Stored entries:
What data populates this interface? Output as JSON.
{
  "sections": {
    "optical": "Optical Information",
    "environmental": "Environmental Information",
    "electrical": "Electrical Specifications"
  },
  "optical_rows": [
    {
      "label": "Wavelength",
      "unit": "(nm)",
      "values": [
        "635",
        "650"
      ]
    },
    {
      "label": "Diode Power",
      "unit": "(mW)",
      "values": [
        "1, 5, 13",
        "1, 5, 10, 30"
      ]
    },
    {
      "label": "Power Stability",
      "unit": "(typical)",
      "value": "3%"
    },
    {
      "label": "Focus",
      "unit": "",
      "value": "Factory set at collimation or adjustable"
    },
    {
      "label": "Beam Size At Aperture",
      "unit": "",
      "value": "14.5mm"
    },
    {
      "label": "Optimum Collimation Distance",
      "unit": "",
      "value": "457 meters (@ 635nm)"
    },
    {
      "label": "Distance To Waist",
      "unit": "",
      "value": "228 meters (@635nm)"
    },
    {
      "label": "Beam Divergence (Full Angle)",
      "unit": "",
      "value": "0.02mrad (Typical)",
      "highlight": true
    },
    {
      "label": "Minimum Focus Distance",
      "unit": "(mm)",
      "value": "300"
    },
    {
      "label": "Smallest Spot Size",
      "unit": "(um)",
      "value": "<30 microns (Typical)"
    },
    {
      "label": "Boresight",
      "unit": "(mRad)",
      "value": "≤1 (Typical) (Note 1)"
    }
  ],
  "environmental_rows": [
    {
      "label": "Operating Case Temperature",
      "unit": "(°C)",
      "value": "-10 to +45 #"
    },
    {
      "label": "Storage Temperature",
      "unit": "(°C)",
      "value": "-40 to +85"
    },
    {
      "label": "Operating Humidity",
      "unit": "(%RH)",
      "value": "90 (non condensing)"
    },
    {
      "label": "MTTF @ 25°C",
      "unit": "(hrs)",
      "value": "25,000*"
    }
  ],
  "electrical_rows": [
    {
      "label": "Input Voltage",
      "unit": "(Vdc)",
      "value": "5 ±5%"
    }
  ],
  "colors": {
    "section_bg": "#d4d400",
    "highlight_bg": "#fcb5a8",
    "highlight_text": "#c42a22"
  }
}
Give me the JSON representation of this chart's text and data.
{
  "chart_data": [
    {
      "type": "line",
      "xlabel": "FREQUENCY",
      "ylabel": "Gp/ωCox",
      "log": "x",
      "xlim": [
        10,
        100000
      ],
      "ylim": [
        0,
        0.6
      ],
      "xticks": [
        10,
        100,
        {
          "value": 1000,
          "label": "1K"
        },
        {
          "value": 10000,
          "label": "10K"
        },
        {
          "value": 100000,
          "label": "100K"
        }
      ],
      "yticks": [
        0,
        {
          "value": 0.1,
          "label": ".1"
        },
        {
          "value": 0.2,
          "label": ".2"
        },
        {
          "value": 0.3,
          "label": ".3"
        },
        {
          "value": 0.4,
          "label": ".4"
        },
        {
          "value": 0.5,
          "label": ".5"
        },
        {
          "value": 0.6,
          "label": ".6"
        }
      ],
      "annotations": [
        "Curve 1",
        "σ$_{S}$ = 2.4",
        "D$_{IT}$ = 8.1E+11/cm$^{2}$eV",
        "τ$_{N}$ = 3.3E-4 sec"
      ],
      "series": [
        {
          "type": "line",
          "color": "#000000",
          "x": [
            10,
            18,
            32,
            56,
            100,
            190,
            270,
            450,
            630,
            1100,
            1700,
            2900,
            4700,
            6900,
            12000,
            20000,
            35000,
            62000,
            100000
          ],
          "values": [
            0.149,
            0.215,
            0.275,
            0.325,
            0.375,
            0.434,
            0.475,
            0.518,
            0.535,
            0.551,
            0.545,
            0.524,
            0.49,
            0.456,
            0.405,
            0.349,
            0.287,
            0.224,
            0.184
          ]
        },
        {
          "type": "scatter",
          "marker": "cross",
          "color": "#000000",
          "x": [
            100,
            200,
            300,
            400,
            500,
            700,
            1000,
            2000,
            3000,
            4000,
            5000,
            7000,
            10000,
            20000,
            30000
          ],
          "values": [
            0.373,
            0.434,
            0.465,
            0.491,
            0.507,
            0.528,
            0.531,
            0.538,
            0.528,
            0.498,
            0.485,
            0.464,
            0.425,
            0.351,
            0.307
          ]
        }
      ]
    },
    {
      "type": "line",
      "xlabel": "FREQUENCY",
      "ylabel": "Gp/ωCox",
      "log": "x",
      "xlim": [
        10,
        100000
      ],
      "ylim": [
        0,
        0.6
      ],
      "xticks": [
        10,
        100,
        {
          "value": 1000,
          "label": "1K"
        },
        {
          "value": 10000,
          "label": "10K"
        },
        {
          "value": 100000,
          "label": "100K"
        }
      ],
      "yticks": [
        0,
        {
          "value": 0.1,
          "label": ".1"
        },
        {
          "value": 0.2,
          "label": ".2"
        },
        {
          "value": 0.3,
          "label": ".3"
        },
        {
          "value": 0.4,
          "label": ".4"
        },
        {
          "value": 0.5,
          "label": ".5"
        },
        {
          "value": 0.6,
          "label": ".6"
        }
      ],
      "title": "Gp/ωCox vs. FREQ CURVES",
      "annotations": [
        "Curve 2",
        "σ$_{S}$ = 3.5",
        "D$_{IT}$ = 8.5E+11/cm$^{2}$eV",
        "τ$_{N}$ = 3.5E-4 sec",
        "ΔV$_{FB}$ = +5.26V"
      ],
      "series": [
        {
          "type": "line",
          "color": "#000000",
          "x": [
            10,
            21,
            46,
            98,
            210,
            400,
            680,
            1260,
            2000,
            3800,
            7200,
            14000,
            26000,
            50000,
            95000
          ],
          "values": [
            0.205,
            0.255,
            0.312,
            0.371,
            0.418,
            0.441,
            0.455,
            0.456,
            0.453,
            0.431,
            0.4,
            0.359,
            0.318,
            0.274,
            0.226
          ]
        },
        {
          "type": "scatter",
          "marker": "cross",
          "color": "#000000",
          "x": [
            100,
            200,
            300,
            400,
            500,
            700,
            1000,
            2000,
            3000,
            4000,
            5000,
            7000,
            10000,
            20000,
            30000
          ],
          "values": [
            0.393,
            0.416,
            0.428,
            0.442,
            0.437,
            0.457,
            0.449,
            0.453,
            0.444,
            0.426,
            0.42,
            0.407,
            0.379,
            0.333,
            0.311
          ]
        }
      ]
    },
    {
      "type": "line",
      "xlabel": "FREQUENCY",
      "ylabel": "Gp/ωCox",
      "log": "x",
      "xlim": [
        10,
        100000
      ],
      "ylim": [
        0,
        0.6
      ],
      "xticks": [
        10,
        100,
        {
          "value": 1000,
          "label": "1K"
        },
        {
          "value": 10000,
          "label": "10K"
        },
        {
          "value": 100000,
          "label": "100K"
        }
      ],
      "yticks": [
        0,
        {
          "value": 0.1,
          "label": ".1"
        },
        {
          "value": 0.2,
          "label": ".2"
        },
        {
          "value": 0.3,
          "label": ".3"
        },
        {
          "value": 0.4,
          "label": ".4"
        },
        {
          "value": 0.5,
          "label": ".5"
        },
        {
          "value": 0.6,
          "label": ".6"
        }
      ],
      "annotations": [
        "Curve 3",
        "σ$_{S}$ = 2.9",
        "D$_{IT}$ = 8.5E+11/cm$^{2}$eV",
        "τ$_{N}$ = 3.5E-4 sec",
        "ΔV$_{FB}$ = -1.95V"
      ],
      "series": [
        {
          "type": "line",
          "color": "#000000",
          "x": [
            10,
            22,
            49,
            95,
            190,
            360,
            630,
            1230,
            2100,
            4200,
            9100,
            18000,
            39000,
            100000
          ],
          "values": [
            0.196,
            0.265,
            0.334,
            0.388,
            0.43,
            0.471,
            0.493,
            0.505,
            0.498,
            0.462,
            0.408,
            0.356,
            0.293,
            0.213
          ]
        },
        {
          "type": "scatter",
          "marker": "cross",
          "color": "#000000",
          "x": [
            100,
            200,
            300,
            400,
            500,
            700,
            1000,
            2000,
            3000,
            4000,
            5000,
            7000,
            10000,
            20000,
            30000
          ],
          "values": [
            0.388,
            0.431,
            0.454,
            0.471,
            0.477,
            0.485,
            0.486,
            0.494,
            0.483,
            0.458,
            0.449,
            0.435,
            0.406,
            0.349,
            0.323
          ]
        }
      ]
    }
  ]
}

- **Given request**
Report each line of the material above where the word "meters" appears.

- **Correct response**
      "value": "457 meters (@ 635nm)"
      "value": "228 meters (@635nm)"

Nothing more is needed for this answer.